* EXERCISE OBJECTIVE:
Copy every record exactly, and keep the pictures out.

* DATA FOR THIS TASK:
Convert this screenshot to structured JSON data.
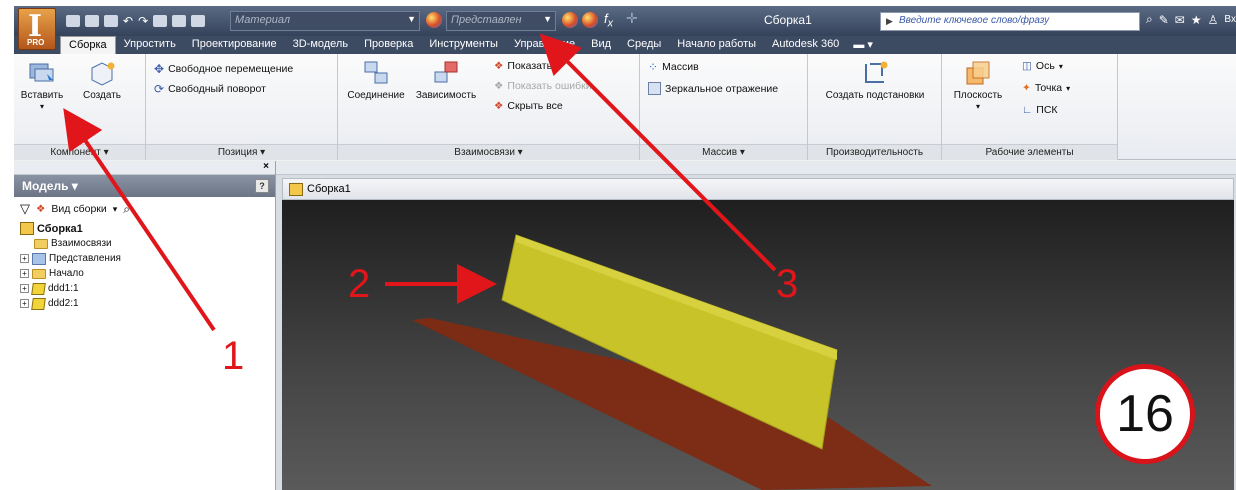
{
  "title_bar": {
    "app_logo_letter": "I",
    "app_logo_edition": "PRO",
    "material_combo": "Материал",
    "representation_combo": "Представлен",
    "document_title": "Сборка1",
    "search_placeholder": "Введите ключевое слово/фразу",
    "sign_in": "Вход"
  },
  "tabs": [
    "Сборка",
    "Упростить",
    "Проектирование",
    "3D-модель",
    "Проверка",
    "Инструменты",
    "Управление",
    "Вид",
    "Среды",
    "Начало работы",
    "Autodesk 360"
  ],
  "ribbon": {
    "component_panel": {
      "title": "Компонент ▾",
      "insert": "Вставить",
      "create": "Создать"
    },
    "position_panel": {
      "title": "Позиция ▾",
      "free_move": "Свободное перемещение",
      "free_rotate": "Свободный поворот"
    },
    "relationships_panel": {
      "title": "Взаимосвязи ▾",
      "joint": "Соединение",
      "constraint": "Зависимость",
      "show": "Показать",
      "show_errors": "Показать ошибки",
      "hide_all": "Скрыть все"
    },
    "pattern_panel": {
      "title": "Массив ▾",
      "pattern": "Массив",
      "mirror": "Зеркальное отражение"
    },
    "productivity_panel": {
      "title": "Производительность",
      "create_substitute": "Создать подстановки"
    },
    "work_features_panel": {
      "title": "Рабочие элементы",
      "plane": "Плоскость",
      "axis": "Ось",
      "point": "Точка",
      "ucs": "ПСК"
    }
  },
  "browser": {
    "header": "Модель ▾",
    "help": "?",
    "view_mode": "Вид сборки",
    "tree": [
      {
        "label": "Сборка1",
        "type": "assembly",
        "level": 0
      },
      {
        "label": "Взаимосвязи",
        "type": "folder",
        "level": 1
      },
      {
        "label": "Представления",
        "type": "representations",
        "level": 1
      },
      {
        "label": "Начало",
        "type": "folder",
        "level": 1
      },
      {
        "label": "ddd1:1",
        "type": "part",
        "level": 1
      },
      {
        "label": "ddd2:1",
        "type": "part",
        "level": 1
      }
    ]
  },
  "graphics": {
    "document_tab": "Сборка1"
  },
  "annotations": {
    "label1": "1",
    "label2": "2",
    "label3": "3",
    "slide_number": "16"
  },
  "colors": {
    "annotation_red": "#e0161b",
    "part_yellow": "#c9c32a",
    "part_red": "#8e2b10",
    "title_bar": "#3c4a62"
  }
}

* THE REPLY:
Convert this screenshot to structured JSON data.
{
  "title_bar": {
    "app_logo_letter": "I",
    "app_logo_edition": "PRO",
    "material_combo": "Материал",
    "representation_combo": "Представлен",
    "document_title": "Сборка1",
    "search_placeholder": "Введите ключевое слово/фразу",
    "sign_in": "Вход"
  },
  "tabs": [
    "Сборка",
    "Упростить",
    "Проектирование",
    "3D-модель",
    "Проверка",
    "Инструменты",
    "Управление",
    "Вид",
    "Среды",
    "Начало работы",
    "Autodesk 360"
  ],
  "ribbon": {
    "component_panel": {
      "title": "Компонент ▾",
      "insert": "Вставить",
      "create": "Создать"
    },
    "position_panel": {
      "title": "Позиция ▾",
      "free_move": "Свободное перемещение",
      "free_rotate": "Свободный поворот"
    },
    "relationships_panel": {
      "title": "Взаимосвязи ▾",
      "joint": "Соединение",
      "constraint": "Зависимость",
      "show": "Показать",
      "show_errors": "Показать ошибки",
      "hide_all": "Скрыть все"
    },
    "pattern_panel": {
      "title": "Массив ▾",
      "pattern": "Массив",
      "mirror": "Зеркальное отражение"
    },
    "productivity_panel": {
      "title": "Производительность",
      "create_substitute": "Создать подстановки"
    },
    "work_features_panel": {
      "title": "Рабочие элементы",
      "plane": "Плоскость",
      "axis": "Ось",
      "point": "Точка",
      "ucs": "ПСК"
    }
  },
  "browser": {
    "header": "Модель ▾",
    "help": "?",
    "view_mode": "Вид сборки",
    "tree": [
      {
        "label": "Сборка1",
        "type": "assembly",
        "level": 0
      },
      {
        "label": "Взаимосвязи",
        "type": "folder",
        "level": 1
      },
      {
        "label": "Представления",
        "type": "representations",
        "level": 1
      },
      {
        "label": "Начало",
        "type": "folder",
        "level": 1
      },
      {
        "label": "ddd1:1",
        "type": "part",
        "level": 1
      },
      {
        "label": "ddd2:1",
        "type": "part",
        "level": 1
      }
    ]
  },
  "graphics": {
    "document_tab": "Сборка1"
  },
  "annotations": {
    "label1": "1",
    "label2": "2",
    "label3": "3",
    "slide_number": "16"
  },
  "colors": {
    "annotation_red": "#e0161b",
    "part_yellow": "#c9c32a",
    "part_red": "#8e2b10",
    "title_bar": "#3c4a62"
  }
}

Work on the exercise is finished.